## Belge alıntısı
:::
İSTANBUL 30. AĞIR CEZA MAHKEMESİ'NE
DOSYA NO : 2024/414 E.
SUNAN : Adnan OKTAR
KONU : 7 yıldan fazla bir zamandır sürdürülen bu kumpas sürecinde, müvekkile yönelik haksız ve hukuksuz uygulamaların, beklentilerin tam aksine, müvekkil için nimet ve güzelliklere dönüştüğüne dair açıklamalarımızı içeren dilekçemizin sunumudur.
AÇIKLAMALAR:
Kumpas, bir topluluğu veya kişiyi alt edebilmek, kapana kıstırmak, imkanlarını yok edebilmek, savunmasız hale getirebilmek ve aslında bütünüyle yok etmek için planlanan bir tuzak şeklidir. Özellikle derin devletlerin eliyle yapılıyorsa, devlet birimlerinden bazı kurum ve kişiler de bunun için kullanılıyorsa, bu tuzağın başarısız olması imkansız görülür. İşte bu nedenle, hukukla hiçbir sorunu OLMAYAN, kanuna aykırı bir yaşantısı OLMAMIŞ OLAN, hayatı boyunca DÜRÜST VE ŞEFFAF YAŞAYAN insanları alt etme ve sindirme yöntemi olarak, kirli bir tuzak olan kumpas kullanılır.
:::
## Verilen görev 1
Dilekçe metninde "SUNAN : Adnan" ifadesinden "içeren dilekçemizin sunumudur." ifadesine kadar uzanan bölümü aynen kopyalayın.
## Verilen görev 2
Dilekçe metni hangi mahkemeye hitaben yazılmıştır?
## Verilen görev 3
Dilekçe metnini son cümlesinden sonra gelecek kısımla sürdürün.

## Kutu koordinat listeleri
:::
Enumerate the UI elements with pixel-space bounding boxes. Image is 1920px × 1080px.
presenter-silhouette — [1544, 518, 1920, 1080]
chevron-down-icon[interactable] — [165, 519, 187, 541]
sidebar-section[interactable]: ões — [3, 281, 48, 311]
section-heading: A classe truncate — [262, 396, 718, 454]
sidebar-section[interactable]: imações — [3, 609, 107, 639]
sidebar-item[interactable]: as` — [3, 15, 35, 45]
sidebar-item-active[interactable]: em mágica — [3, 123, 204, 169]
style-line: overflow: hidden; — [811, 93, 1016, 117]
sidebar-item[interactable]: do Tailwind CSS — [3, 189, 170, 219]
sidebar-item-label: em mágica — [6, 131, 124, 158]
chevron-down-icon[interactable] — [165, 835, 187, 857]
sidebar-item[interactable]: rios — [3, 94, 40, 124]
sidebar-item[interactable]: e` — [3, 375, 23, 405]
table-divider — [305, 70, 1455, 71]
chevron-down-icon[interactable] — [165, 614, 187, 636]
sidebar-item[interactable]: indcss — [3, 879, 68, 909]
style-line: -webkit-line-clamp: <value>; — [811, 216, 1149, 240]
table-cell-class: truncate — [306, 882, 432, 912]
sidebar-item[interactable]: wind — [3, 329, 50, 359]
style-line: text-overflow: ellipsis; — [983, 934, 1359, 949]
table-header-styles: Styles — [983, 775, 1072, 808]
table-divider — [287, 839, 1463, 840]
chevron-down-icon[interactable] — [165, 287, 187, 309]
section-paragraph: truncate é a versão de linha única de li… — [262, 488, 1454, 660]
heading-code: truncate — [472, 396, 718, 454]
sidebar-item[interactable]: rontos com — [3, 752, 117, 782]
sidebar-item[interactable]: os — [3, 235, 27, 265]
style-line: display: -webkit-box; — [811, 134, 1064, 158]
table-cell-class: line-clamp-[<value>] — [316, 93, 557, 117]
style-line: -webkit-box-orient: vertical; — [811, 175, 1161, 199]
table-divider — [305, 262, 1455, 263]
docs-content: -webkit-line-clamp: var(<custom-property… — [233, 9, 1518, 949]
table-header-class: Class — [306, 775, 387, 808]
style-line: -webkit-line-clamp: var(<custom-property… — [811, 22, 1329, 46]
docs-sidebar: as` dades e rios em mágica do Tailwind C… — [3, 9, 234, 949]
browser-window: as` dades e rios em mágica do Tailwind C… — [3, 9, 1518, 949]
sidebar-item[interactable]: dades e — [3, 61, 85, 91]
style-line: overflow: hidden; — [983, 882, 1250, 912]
:::
## Yanıt 1
SUNAN : Adnan OKTAR
KONU : 7 yıldan fazla bir zamandır sürdürülen bu kumpas sürecinde, müvekkile yönelik haksız ve hukuksuz uygulamaların, beklentilerin tam aksine, müvekkil için nimet ve güzelliklere dönüştüğüne dair açıklamalarımızı içeren dilekçemizin sunumudur.

## Yanıt 2
İstanbul 30. Ağır Ceza Mahkemesi'ne hitaben yazılmıştır.

## Yanıt 3
Müvekkil Adnan Oktar ve arkadaşlarına yönelik kumpas da, derin devlet temelli bir hareket olduğundan, konunun içine pek çok devlet kurumu ve görevlisi dahil edildiğinden, kumpasa taraf olan kişiler, yalanları ve oyunları ortaya çıksa da KORUNDUĞUNDAN, kumpasa maruz kalan müvekkil ve arkadaşları, haklı olsalar bile haksız çıkarıldığından, kendi içinde başarılı gözüken bir eylem planı hayata geçirilmiştir.
Ama acaba gerçekten öyle mi olmuştur?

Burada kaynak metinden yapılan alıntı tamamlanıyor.